**Exercise objective**
Tally the lines that include the word "cantidad" and reply with nothing but the total.

>> start Given records

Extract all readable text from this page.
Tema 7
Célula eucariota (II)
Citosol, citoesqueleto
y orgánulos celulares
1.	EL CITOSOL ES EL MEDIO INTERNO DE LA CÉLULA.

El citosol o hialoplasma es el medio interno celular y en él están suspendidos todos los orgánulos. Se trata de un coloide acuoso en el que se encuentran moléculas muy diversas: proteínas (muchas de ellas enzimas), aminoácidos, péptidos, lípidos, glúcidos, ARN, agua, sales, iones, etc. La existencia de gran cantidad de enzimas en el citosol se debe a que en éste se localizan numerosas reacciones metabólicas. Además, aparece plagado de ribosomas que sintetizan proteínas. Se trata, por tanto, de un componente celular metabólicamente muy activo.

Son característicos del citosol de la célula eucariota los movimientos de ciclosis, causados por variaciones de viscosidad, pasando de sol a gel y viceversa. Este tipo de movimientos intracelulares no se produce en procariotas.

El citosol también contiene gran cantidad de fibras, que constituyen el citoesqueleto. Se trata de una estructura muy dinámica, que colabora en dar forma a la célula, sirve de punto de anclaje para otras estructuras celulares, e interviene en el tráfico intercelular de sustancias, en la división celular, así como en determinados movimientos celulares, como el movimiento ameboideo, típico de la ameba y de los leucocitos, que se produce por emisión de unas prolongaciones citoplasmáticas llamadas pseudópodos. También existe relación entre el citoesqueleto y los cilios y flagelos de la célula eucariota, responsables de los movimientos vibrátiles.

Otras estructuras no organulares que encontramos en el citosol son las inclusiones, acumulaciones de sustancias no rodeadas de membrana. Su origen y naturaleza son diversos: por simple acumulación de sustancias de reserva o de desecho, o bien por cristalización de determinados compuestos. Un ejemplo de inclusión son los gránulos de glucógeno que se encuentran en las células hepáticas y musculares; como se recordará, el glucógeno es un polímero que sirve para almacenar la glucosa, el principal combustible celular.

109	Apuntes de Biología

>> end Given records

**Correct answer**
2